STATED EXERCISE — Copy out the listing that follows exactly, dropping every picture.
## start
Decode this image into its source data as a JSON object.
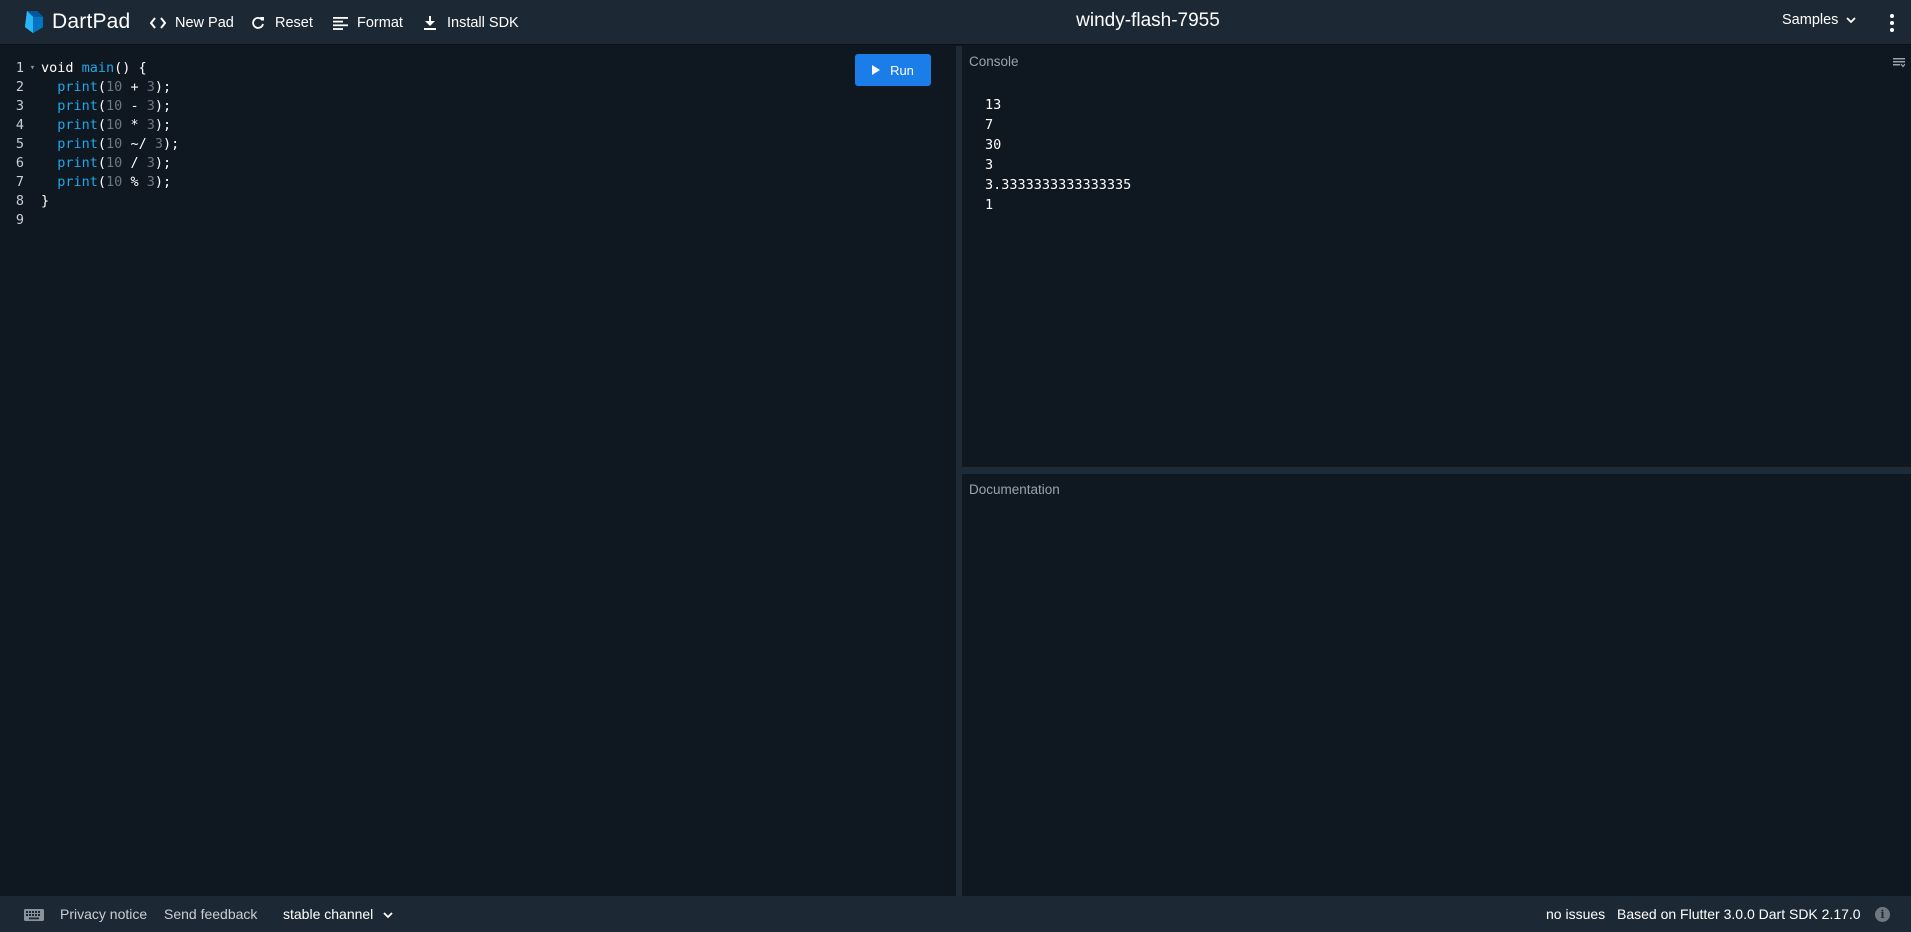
{
  "header": {
    "app_name": "DartPad",
    "pad_title": "windy-flash-7955",
    "buttons": {
      "new_pad": "New Pad",
      "reset": "Reset",
      "format": "Format",
      "install_sdk": "Install SDK"
    },
    "samples_label": "Samples",
    "icons": {
      "logo": "dart-logo-icon",
      "new_pad": "code-brackets-icon",
      "reset": "refresh-icon",
      "format": "align-left-icon",
      "install_sdk": "download-icon",
      "samples": "chevron-down-icon",
      "menu": "more-vert-icon"
    }
  },
  "editor": {
    "run_label": "Run",
    "lines": [
      {
        "n": "1",
        "tokens": [
          {
            "t": "void ",
            "c": "k"
          },
          {
            "t": "main",
            "c": "fn"
          },
          {
            "t": "() {",
            "c": "p"
          }
        ]
      },
      {
        "n": "2",
        "tokens": [
          {
            "t": "  ",
            "c": "p"
          },
          {
            "t": "print",
            "c": "fn"
          },
          {
            "t": "(",
            "c": "p"
          },
          {
            "t": "10",
            "c": "n"
          },
          {
            "t": " + ",
            "c": "p"
          },
          {
            "t": "3",
            "c": "n"
          },
          {
            "t": ");",
            "c": "p"
          }
        ]
      },
      {
        "n": "3",
        "tokens": [
          {
            "t": "  ",
            "c": "p"
          },
          {
            "t": "print",
            "c": "fn"
          },
          {
            "t": "(",
            "c": "p"
          },
          {
            "t": "10",
            "c": "n"
          },
          {
            "t": " - ",
            "c": "p"
          },
          {
            "t": "3",
            "c": "n"
          },
          {
            "t": ");",
            "c": "p"
          }
        ]
      },
      {
        "n": "4",
        "tokens": [
          {
            "t": "  ",
            "c": "p"
          },
          {
            "t": "print",
            "c": "fn"
          },
          {
            "t": "(",
            "c": "p"
          },
          {
            "t": "10",
            "c": "n"
          },
          {
            "t": " * ",
            "c": "p"
          },
          {
            "t": "3",
            "c": "n"
          },
          {
            "t": ");",
            "c": "p"
          }
        ]
      },
      {
        "n": "5",
        "tokens": [
          {
            "t": "  ",
            "c": "p"
          },
          {
            "t": "print",
            "c": "fn"
          },
          {
            "t": "(",
            "c": "p"
          },
          {
            "t": "10",
            "c": "n"
          },
          {
            "t": " ~/ ",
            "c": "p"
          },
          {
            "t": "3",
            "c": "n"
          },
          {
            "t": ");",
            "c": "p"
          }
        ]
      },
      {
        "n": "6",
        "tokens": [
          {
            "t": "  ",
            "c": "p"
          },
          {
            "t": "print",
            "c": "fn"
          },
          {
            "t": "(",
            "c": "p"
          },
          {
            "t": "10",
            "c": "n"
          },
          {
            "t": " / ",
            "c": "p"
          },
          {
            "t": "3",
            "c": "n"
          },
          {
            "t": ");",
            "c": "p"
          }
        ]
      },
      {
        "n": "7",
        "tokens": [
          {
            "t": "  ",
            "c": "p"
          },
          {
            "t": "print",
            "c": "fn"
          },
          {
            "t": "(",
            "c": "p"
          },
          {
            "t": "10",
            "c": "n"
          },
          {
            "t": " % ",
            "c": "p"
          },
          {
            "t": "3",
            "c": "n"
          },
          {
            "t": ");",
            "c": "p"
          }
        ]
      },
      {
        "n": "8",
        "tokens": [
          {
            "t": "}",
            "c": "p"
          }
        ]
      },
      {
        "n": "9",
        "tokens": []
      }
    ]
  },
  "console": {
    "title": "Console",
    "output": [
      "13",
      "7",
      "30",
      "3",
      "3.3333333333333335",
      "1"
    ]
  },
  "documentation": {
    "title": "Documentation"
  },
  "footer": {
    "privacy": "Privacy notice",
    "feedback": "Send feedback",
    "channel": "stable channel",
    "issues": "no issues",
    "version": "Based on Flutter 3.0.0 Dart SDK 2.17.0"
  },
  "colors": {
    "accent": "#1a7de8",
    "function": "#1fa7e6",
    "background": "#0f1721",
    "bar": "#1c2834"
  }
}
## end
SOLVED PROBLEM —
Decode this image into its source data as a JSON object.
{
  "header": {
    "app_name": "DartPad",
    "pad_title": "windy-flash-7955",
    "buttons": {
      "new_pad": "New Pad",
      "reset": "Reset",
      "format": "Format",
      "install_sdk": "Install SDK"
    },
    "samples_label": "Samples",
    "icons": {
      "logo": "dart-logo-icon",
      "new_pad": "code-brackets-icon",
      "reset": "refresh-icon",
      "format": "align-left-icon",
      "install_sdk": "download-icon",
      "samples": "chevron-down-icon",
      "menu": "more-vert-icon"
    }
  },
  "editor": {
    "run_label": "Run",
    "lines": [
      {
        "n": "1",
        "tokens": [
          {
            "t": "void ",
            "c": "k"
          },
          {
            "t": "main",
            "c": "fn"
          },
          {
            "t": "() {",
            "c": "p"
          }
        ]
      },
      {
        "n": "2",
        "tokens": [
          {
            "t": "  ",
            "c": "p"
          },
          {
            "t": "print",
            "c": "fn"
          },
          {
            "t": "(",
            "c": "p"
          },
          {
            "t": "10",
            "c": "n"
          },
          {
            "t": " + ",
            "c": "p"
          },
          {
            "t": "3",
            "c": "n"
          },
          {
            "t": ");",
            "c": "p"
          }
        ]
      },
      {
        "n": "3",
        "tokens": [
          {
            "t": "  ",
            "c": "p"
          },
          {
            "t": "print",
            "c": "fn"
          },
          {
            "t": "(",
            "c": "p"
          },
          {
            "t": "10",
            "c": "n"
          },
          {
            "t": " - ",
            "c": "p"
          },
          {
            "t": "3",
            "c": "n"
          },
          {
            "t": ");",
            "c": "p"
          }
        ]
      },
      {
        "n": "4",
        "tokens": [
          {
            "t": "  ",
            "c": "p"
          },
          {
            "t": "print",
            "c": "fn"
          },
          {
            "t": "(",
            "c": "p"
          },
          {
            "t": "10",
            "c": "n"
          },
          {
            "t": " * ",
            "c": "p"
          },
          {
            "t": "3",
            "c": "n"
          },
          {
            "t": ");",
            "c": "p"
          }
        ]
      },
      {
        "n": "5",
        "tokens": [
          {
            "t": "  ",
            "c": "p"
          },
          {
            "t": "print",
            "c": "fn"
          },
          {
            "t": "(",
            "c": "p"
          },
          {
            "t": "10",
            "c": "n"
          },
          {
            "t": " ~/ ",
            "c": "p"
          },
          {
            "t": "3",
            "c": "n"
          },
          {
            "t": ");",
            "c": "p"
          }
        ]
      },
      {
        "n": "6",
        "tokens": [
          {
            "t": "  ",
            "c": "p"
          },
          {
            "t": "print",
            "c": "fn"
          },
          {
            "t": "(",
            "c": "p"
          },
          {
            "t": "10",
            "c": "n"
          },
          {
            "t": " / ",
            "c": "p"
          },
          {
            "t": "3",
            "c": "n"
          },
          {
            "t": ");",
            "c": "p"
          }
        ]
      },
      {
        "n": "7",
        "tokens": [
          {
            "t": "  ",
            "c": "p"
          },
          {
            "t": "print",
            "c": "fn"
          },
          {
            "t": "(",
            "c": "p"
          },
          {
            "t": "10",
            "c": "n"
          },
          {
            "t": " % ",
            "c": "p"
          },
          {
            "t": "3",
            "c": "n"
          },
          {
            "t": ");",
            "c": "p"
          }
        ]
      },
      {
        "n": "8",
        "tokens": [
          {
            "t": "}",
            "c": "p"
          }
        ]
      },
      {
        "n": "9",
        "tokens": []
      }
    ]
  },
  "console": {
    "title": "Console",
    "output": [
      "13",
      "7",
      "30",
      "3",
      "3.3333333333333335",
      "1"
    ]
  },
  "documentation": {
    "title": "Documentation"
  },
  "footer": {
    "privacy": "Privacy notice",
    "feedback": "Send feedback",
    "channel": "stable channel",
    "issues": "no issues",
    "version": "Based on Flutter 3.0.0 Dart SDK 2.17.0"
  },
  "colors": {
    "accent": "#1a7de8",
    "function": "#1fa7e6",
    "background": "#0f1721",
    "bar": "#1c2834"
  }
}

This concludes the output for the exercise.